[OBJECTIF VISÉ]:
Dans l'article sur Anaïs Barbeau-Lavalette, recopiez le passage qui commence à « Rencontre littéraire Pour » et se termine à « l’avenir des enfants. », en substituant « rudes » à « âpres ».

[EXTRAIT À LIRE]:
+ + + + +

Rencontre littéraire Pour emporter avec Anaïs Barbeau-Lavalette
Caroline Bertrand
14 novembre 2021
L’œuvre de la cinéaste et autrice Anaïs Barbeau-Lavalette est tournée vers l’autre, exposant des réalités sociales souvent âpres, du Hochelaga-Maisonneuve indigent du film Le ring et du roman Je voudrais qu’on m’efface (duquel a été tirée la série télé homonyme) au camp de Palestiniennes et Palestiniens réfugiés en Cisjordanie d’Inch’ Allah. La réalisatrice de La déesse des mouches à feu s’inscrit résolument dans une lignée d’artistes au discours engagé.
Celle que les pérégrinations de par le monde ont amenée à enseigner le théâtre à des enfants au Honduras et à étudier la science politique à Ramallah joint en outre sa voix à celles des Mères au front, qui revendiquent de sérieuses mesures environnementales au nom de l’avenir des enfants.
Six ans après la parution du phénomène littéraire La femme qui fuit, où l’autrice retrace la vie de sa grand-mère maternelle, qui a abandonné ses enfants à l’époque de Refus global, elle fait paraître son troisième roman, Femme forêt, dans lequel une maisonnée de neuf personnes s’enracine dans une nature aussi apaisante que sauvage. L’ex-première ministre du Québec Pauline Marois a fait part de son affection pour La femme qui fuit, œuvre rapidement devenue culte, à l’émission Pour emporter, animée par France Beaudoin.

+ + + + +

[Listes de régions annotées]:
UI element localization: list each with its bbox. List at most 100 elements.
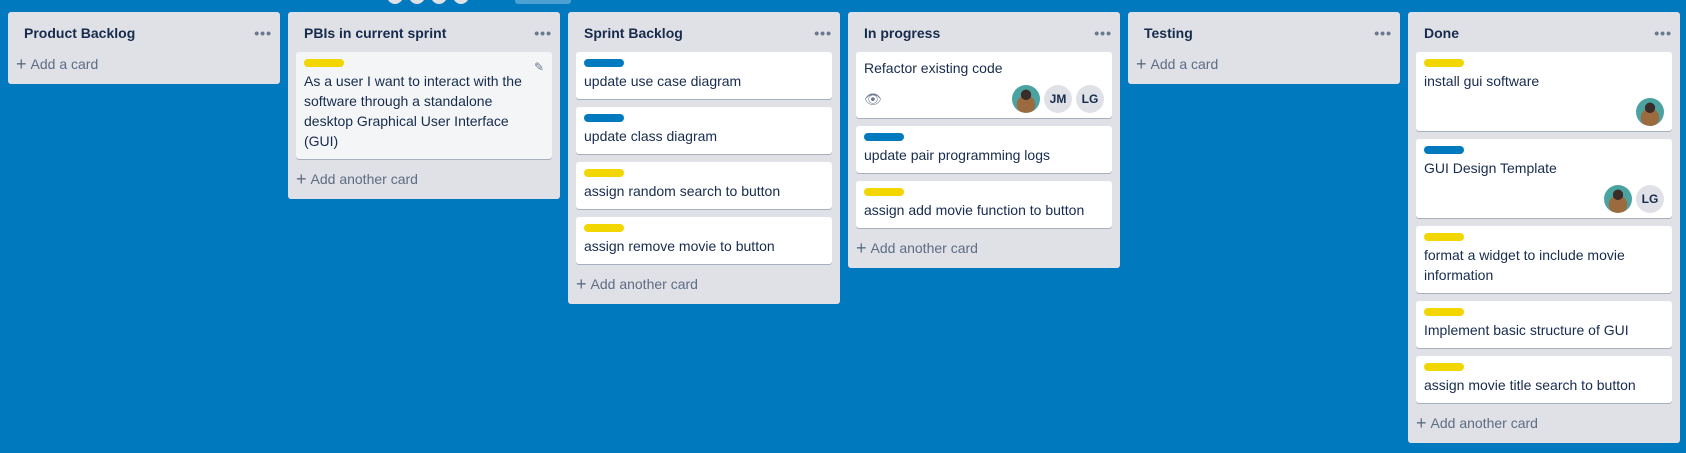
card-members: LG <box>1604 185 1664 213</box>
board-header-partial <box>387 0 571 4</box>
card[interactable]: GUI Design Template LG <box>1416 139 1672 218</box>
card-list: Refactor existing code 👁 JM LG update pair p… <box>848 52 1120 228</box>
list: Product Backlog ••• + Add a card <box>8 12 280 84</box>
card-members <box>1636 98 1664 126</box>
list-header: Testing ••• <box>1128 12 1400 52</box>
add-card-label: Add another card <box>870 240 978 256</box>
list: Sprint Backlog ••• update use case diagra… <box>568 12 840 304</box>
add-card-label: Add a card <box>30 56 99 72</box>
card[interactable]: ✎ As a user I want to interact with the s… <box>296 52 552 159</box>
card-list: install gui software GUI Design Template L… <box>1408 52 1680 403</box>
card-badges: 👁 JM LG <box>864 84 1104 114</box>
add-card-button[interactable]: + Add a card <box>8 52 280 80</box>
member-avatar-initials[interactable]: LG <box>1076 85 1104 113</box>
list-menu-icon[interactable]: ••• <box>1094 25 1112 41</box>
label-blue <box>864 133 904 141</box>
watch-eye-icon: 👁 <box>864 90 882 107</box>
list-menu-icon[interactable]: ••• <box>1374 25 1392 41</box>
add-card-button[interactable]: + Add another card <box>1408 411 1680 439</box>
card-title: install gui software <box>1424 73 1540 89</box>
add-card-button[interactable]: + Add another card <box>848 236 1120 264</box>
card[interactable]: assign add movie function to button <box>856 181 1112 228</box>
label-blue <box>584 59 624 67</box>
list-header: In progress ••• <box>848 12 1120 52</box>
member-avatar-image[interactable] <box>1012 85 1040 113</box>
invite-button[interactable] <box>515 0 571 4</box>
list-header: PBIs in current sprint ••• <box>288 12 560 52</box>
card-title: assign movie title search to button <box>1424 377 1636 393</box>
list: In progress ••• Refactor existing code 👁 JM… <box>848 12 1120 268</box>
edit-pencil-icon[interactable]: ✎ <box>534 60 544 74</box>
label-yellow <box>864 188 904 196</box>
add-card-label: Add another card <box>1430 415 1538 431</box>
card[interactable]: Refactor existing code 👁 JM LG <box>856 52 1112 118</box>
list-title[interactable]: PBIs in current sprint <box>304 25 446 41</box>
plus-icon: + <box>16 54 27 74</box>
card[interactable]: format a widget to include movie informa… <box>1416 226 1672 293</box>
card-title: Implement basic structure of GUI <box>1424 322 1629 338</box>
label-yellow <box>304 59 344 67</box>
plus-icon: + <box>296 169 307 189</box>
label-blue <box>1424 146 1464 154</box>
member-avatar-image[interactable] <box>1604 185 1632 213</box>
card-title: assign random search to button <box>584 183 781 199</box>
card-members: JM LG <box>1012 85 1104 113</box>
card[interactable]: assign random search to button <box>576 162 832 209</box>
card-title: GUI Design Template <box>1424 160 1557 176</box>
list-menu-icon[interactable]: ••• <box>814 25 832 41</box>
card-title: assign remove movie to button <box>584 238 775 254</box>
list-title[interactable]: In progress <box>864 25 940 41</box>
label-yellow <box>584 224 624 232</box>
card[interactable]: update class diagram <box>576 107 832 154</box>
add-card-button[interactable]: + Add a card <box>1128 52 1400 80</box>
card-title: update use case diagram <box>584 73 742 89</box>
label-yellow <box>1424 363 1464 371</box>
list-menu-icon[interactable]: ••• <box>534 25 552 41</box>
member-avatar[interactable] <box>431 0 447 4</box>
add-card-label: Add a card <box>1150 56 1219 72</box>
card-title: As a user I want to interact with the so… <box>304 73 522 149</box>
list-title[interactable]: Product Backlog <box>24 25 135 41</box>
card-title: assign add movie function to button <box>864 202 1085 218</box>
card-title: format a widget to include movie informa… <box>1424 247 1625 283</box>
card-badges <box>1424 97 1664 127</box>
list: PBIs in current sprint ••• ✎ As a user I w… <box>288 12 560 199</box>
card-list: update use case diagram update class diag… <box>568 52 840 264</box>
add-card-label: Add another card <box>590 276 698 292</box>
card[interactable]: assign remove movie to button <box>576 217 832 264</box>
member-avatar-initials[interactable]: LG <box>1636 185 1664 213</box>
member-avatar-image[interactable] <box>1636 98 1664 126</box>
label-blue <box>584 114 624 122</box>
label-yellow <box>1424 59 1464 67</box>
add-card-button[interactable]: + Add another card <box>568 272 840 300</box>
list: Testing ••• + Add a card <box>1128 12 1400 84</box>
list-header: Product Backlog ••• <box>8 12 280 52</box>
label-yellow <box>1424 308 1464 316</box>
list-header: Sprint Backlog ••• <box>568 12 840 52</box>
card-badges: LG <box>1424 184 1664 214</box>
list-title[interactable]: Done <box>1424 25 1459 41</box>
label-yellow <box>584 169 624 177</box>
list-menu-icon[interactable]: ••• <box>1654 25 1672 41</box>
plus-icon: + <box>1136 54 1147 74</box>
member-avatar[interactable] <box>453 0 469 4</box>
list-header: Done ••• <box>1408 12 1680 52</box>
list: Done ••• install gui software GUI Design T… <box>1408 12 1680 443</box>
label-yellow <box>1424 233 1464 241</box>
plus-icon: + <box>576 274 587 294</box>
card[interactable]: update pair programming logs <box>856 126 1112 173</box>
add-card-label: Add another card <box>310 171 418 187</box>
card[interactable]: Implement basic structure of GUI <box>1416 301 1672 348</box>
card-title: Refactor existing code <box>864 60 1003 76</box>
member-avatar[interactable] <box>409 0 425 4</box>
card-title: update class diagram <box>584 128 718 144</box>
member-avatar-initials[interactable]: JM <box>1044 85 1072 113</box>
card[interactable]: assign movie title search to button <box>1416 356 1672 403</box>
list-menu-icon[interactable]: ••• <box>254 25 272 41</box>
card[interactable]: update use case diagram <box>576 52 832 99</box>
member-avatar[interactable] <box>387 0 403 4</box>
add-card-button[interactable]: + Add another card <box>288 167 560 195</box>
list-title[interactable]: Sprint Backlog <box>584 25 683 41</box>
card[interactable]: install gui software <box>1416 52 1672 131</box>
list-title[interactable]: Testing <box>1144 25 1193 41</box>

+ + + + +

[RÉPONSE PROPOSÉE]:
Rencontre littéraire Pour emporter avec Anaïs Barbeau-Lavalette
Caroline Bertrand
14 novembre 2021
L’œuvre de la cinéaste et autrice Anaïs Barbeau-Lavalette est tournée vers l’autre, exposant des réalités sociales souvent rudes, du Hochelaga-Maisonneuve indigent du film Le ring et du roman Je voudrais qu’on m’efface (duquel a été tirée la série télé homonyme) au camp de Palestiniennes et Palestiniens réfugiés en Cisjordanie d’Inch’ Allah. La réalisatrice de La déesse des mouches à feu s’inscrit résolument dans une lignée d’artistes au discours engagé.
Celle que les pérégrinations de par le monde ont amenée à enseigner le théâtre à des enfants au Honduras et à étudier la science politique à Ramallah joint en outre sa voix à celles des Mères au front, qui revendiquent de sérieuses mesures environnementales au nom de l’avenir des enfants.